▶ [BRIEF]
Each line of the data that includes the string "What" is to be copied out.

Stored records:
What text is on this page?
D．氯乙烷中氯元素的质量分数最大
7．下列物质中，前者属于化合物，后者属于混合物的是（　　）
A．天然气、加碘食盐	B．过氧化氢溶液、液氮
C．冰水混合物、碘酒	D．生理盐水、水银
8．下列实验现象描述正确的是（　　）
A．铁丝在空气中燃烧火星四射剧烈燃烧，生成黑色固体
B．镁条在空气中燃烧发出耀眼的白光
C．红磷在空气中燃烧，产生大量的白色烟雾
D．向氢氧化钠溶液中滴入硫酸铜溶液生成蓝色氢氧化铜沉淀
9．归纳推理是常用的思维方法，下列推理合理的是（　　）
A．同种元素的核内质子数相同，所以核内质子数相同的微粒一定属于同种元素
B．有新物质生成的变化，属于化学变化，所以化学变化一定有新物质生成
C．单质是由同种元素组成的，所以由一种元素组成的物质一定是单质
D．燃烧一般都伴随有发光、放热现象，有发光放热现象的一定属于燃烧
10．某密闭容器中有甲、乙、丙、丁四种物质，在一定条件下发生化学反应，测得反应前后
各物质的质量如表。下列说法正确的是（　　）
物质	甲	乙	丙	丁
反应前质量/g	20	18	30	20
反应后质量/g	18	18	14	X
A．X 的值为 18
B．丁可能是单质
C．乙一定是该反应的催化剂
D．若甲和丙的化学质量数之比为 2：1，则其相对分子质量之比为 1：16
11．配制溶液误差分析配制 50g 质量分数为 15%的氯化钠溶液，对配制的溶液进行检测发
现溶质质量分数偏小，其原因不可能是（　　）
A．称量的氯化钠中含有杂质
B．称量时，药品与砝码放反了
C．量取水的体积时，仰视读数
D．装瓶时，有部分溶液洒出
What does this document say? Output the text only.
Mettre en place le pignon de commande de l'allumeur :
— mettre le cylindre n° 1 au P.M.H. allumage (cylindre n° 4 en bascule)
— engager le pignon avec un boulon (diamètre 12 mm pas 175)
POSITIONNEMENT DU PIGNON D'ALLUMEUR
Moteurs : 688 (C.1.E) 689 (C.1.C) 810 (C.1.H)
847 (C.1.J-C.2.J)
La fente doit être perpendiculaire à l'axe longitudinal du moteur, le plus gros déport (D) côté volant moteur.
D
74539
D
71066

▶ [COMPLETE ANSWER]
What text is on this page?
What does this document say? Output the text only.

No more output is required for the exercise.